> [DATA SUPPLIED]
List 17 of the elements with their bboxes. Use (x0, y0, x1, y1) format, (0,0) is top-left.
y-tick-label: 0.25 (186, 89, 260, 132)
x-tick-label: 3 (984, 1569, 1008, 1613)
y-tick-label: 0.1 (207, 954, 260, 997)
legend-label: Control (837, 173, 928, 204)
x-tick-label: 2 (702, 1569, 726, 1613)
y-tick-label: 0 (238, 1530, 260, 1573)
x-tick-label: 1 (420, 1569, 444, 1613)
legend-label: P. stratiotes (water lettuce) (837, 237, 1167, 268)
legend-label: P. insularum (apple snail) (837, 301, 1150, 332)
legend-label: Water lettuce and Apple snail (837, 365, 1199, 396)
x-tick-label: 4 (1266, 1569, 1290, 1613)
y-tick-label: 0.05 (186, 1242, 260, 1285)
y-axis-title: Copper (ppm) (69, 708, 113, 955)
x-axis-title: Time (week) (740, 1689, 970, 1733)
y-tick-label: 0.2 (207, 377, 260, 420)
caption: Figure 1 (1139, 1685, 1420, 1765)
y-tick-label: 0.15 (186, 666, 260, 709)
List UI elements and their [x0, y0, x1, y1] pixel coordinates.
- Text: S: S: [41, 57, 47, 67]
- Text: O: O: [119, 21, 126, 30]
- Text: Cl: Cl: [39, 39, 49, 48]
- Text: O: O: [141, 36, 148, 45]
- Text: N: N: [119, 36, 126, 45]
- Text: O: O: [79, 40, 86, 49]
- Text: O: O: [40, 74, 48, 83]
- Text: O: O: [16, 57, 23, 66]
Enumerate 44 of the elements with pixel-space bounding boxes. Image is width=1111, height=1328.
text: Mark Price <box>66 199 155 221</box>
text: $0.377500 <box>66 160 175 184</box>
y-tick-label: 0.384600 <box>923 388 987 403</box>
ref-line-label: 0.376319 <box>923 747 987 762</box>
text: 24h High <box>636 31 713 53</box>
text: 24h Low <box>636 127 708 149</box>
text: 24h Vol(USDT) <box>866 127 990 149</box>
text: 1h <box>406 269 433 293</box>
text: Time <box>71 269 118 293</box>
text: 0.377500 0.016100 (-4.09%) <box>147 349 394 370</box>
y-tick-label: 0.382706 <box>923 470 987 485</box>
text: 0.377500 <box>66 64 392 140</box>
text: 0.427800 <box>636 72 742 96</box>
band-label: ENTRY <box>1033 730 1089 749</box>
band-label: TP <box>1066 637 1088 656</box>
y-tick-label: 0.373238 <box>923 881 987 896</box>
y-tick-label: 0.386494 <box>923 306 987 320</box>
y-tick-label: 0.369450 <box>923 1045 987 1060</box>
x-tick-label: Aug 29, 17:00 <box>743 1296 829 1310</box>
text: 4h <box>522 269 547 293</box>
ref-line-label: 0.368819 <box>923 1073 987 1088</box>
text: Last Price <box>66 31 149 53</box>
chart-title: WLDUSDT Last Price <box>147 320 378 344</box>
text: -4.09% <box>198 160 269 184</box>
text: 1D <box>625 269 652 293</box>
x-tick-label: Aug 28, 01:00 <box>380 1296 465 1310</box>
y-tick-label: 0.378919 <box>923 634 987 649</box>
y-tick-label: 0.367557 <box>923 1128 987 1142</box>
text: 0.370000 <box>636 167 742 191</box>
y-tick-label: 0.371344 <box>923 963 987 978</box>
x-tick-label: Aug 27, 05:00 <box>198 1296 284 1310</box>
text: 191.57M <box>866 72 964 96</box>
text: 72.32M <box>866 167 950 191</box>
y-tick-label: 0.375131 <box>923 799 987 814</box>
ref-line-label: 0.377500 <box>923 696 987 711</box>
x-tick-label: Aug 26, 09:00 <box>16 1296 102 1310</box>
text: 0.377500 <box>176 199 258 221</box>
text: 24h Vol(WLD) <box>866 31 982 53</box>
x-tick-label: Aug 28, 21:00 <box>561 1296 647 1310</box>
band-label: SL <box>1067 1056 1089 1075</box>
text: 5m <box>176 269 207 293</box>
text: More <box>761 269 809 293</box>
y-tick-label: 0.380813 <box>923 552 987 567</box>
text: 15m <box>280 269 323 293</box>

> [WRITTEN REQUEST] Could you print all of the material above again, reproducing every line character for character and in the same order?

> [TASK ANSWER]
List 17 of the elements with their bboxes. Use (x0, y0, x1, y1) format, (0,0) is top-left.
y-tick-label: 0.25 (186, 89, 260, 132)
x-tick-label: 3 (984, 1569, 1008, 1613)
y-tick-label: 0.1 (207, 954, 260, 997)
legend-label: Control (837, 173, 928, 204)
x-tick-label: 2 (702, 1569, 726, 1613)
y-tick-label: 0 (238, 1530, 260, 1573)
x-tick-label: 1 (420, 1569, 444, 1613)
legend-label: P. stratiotes (water lettuce) (837, 237, 1167, 268)
legend-label: P. insularum (apple snail) (837, 301, 1150, 332)
legend-label: Water lettuce and Apple snail (837, 365, 1199, 396)
x-tick-label: 4 (1266, 1569, 1290, 1613)
y-tick-label: 0.05 (186, 1242, 260, 1285)
y-axis-title: Copper (ppm) (69, 708, 113, 955)
x-axis-title: Time (week) (740, 1689, 970, 1733)
y-tick-label: 0.2 (207, 377, 260, 420)
caption: Figure 1 (1139, 1685, 1420, 1765)
y-tick-label: 0.15 (186, 666, 260, 709)
List UI elements and their [x0, y0, x1, y1] pixel coordinates.
- Text: S: S: [41, 57, 47, 67]
- Text: O: O: [119, 21, 126, 30]
- Text: Cl: Cl: [39, 39, 49, 48]
- Text: O: O: [141, 36, 148, 45]
- Text: N: N: [119, 36, 126, 45]
- Text: O: O: [79, 40, 86, 49]
- Text: O: O: [40, 74, 48, 83]
- Text: O: O: [16, 57, 23, 66]
Enumerate 44 of the elements with pixel-space bounding boxes. Image is width=1111, height=1328.
text: Mark Price <box>66 199 155 221</box>
text: $0.377500 <box>66 160 175 184</box>
y-tick-label: 0.384600 <box>923 388 987 403</box>
ref-line-label: 0.376319 <box>923 747 987 762</box>
text: 24h High <box>636 31 713 53</box>
text: 24h Low <box>636 127 708 149</box>
text: 24h Vol(USDT) <box>866 127 990 149</box>
text: 1h <box>406 269 433 293</box>
text: Time <box>71 269 118 293</box>
text: 0.377500 0.016100 (-4.09%) <box>147 349 394 370</box>
y-tick-label: 0.382706 <box>923 470 987 485</box>
text: 0.377500 <box>66 64 392 140</box>
text: 0.427800 <box>636 72 742 96</box>
band-label: ENTRY <box>1033 730 1089 749</box>
band-label: TP <box>1066 637 1088 656</box>
y-tick-label: 0.373238 <box>923 881 987 896</box>
y-tick-label: 0.386494 <box>923 306 987 320</box>
y-tick-label: 0.369450 <box>923 1045 987 1060</box>
x-tick-label: Aug 29, 17:00 <box>743 1296 829 1310</box>
text: 4h <box>522 269 547 293</box>
ref-line-label: 0.368819 <box>923 1073 987 1088</box>
text: Last Price <box>66 31 149 53</box>
chart-title: WLDUSDT Last Price <box>147 320 378 344</box>
text: -4.09% <box>198 160 269 184</box>
text: 1D <box>625 269 652 293</box>
x-tick-label: Aug 28, 01:00 <box>380 1296 465 1310</box>
y-tick-label: 0.378919 <box>923 634 987 649</box>
y-tick-label: 0.367557 <box>923 1128 987 1142</box>
text: 0.370000 <box>636 167 742 191</box>
y-tick-label: 0.371344 <box>923 963 987 978</box>
x-tick-label: Aug 27, 05:00 <box>198 1296 284 1310</box>
text: 191.57M <box>866 72 964 96</box>
text: 72.32M <box>866 167 950 191</box>
y-tick-label: 0.375131 <box>923 799 987 814</box>
ref-line-label: 0.377500 <box>923 696 987 711</box>
x-tick-label: Aug 26, 09:00 <box>16 1296 102 1310</box>
text: 0.377500 <box>176 199 258 221</box>
text: 24h Vol(WLD) <box>866 31 982 53</box>
x-tick-label: Aug 28, 21:00 <box>561 1296 647 1310</box>
band-label: SL <box>1067 1056 1089 1075</box>
text: 5m <box>176 269 207 293</box>
text: More <box>761 269 809 293</box>
y-tick-label: 0.380813 <box>923 552 987 567</box>
text: 15m <box>280 269 323 293</box>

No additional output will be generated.